** Start of Supplied data **

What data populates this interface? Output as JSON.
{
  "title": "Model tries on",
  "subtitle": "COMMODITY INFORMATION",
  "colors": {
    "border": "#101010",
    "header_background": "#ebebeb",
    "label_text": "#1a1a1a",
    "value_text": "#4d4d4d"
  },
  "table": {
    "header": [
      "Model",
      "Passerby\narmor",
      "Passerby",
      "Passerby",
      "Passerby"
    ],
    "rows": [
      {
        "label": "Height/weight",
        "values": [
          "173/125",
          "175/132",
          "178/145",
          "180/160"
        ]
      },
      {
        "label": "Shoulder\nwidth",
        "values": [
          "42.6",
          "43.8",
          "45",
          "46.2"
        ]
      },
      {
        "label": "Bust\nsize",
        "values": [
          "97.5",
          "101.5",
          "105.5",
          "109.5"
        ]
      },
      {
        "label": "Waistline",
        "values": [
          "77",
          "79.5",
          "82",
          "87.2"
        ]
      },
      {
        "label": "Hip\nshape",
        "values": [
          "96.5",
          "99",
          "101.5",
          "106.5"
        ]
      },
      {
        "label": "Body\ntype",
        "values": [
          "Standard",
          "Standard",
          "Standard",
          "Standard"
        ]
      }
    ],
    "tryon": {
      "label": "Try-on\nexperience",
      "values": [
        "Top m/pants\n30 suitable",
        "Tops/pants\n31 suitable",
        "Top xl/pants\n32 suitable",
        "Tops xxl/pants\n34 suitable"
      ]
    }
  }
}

** End of Supplied data **

Return from the data every line that holds "Tops".

        "Tops/pants\n31 suitable",
        "Tops xxl/pants\n34 suitable"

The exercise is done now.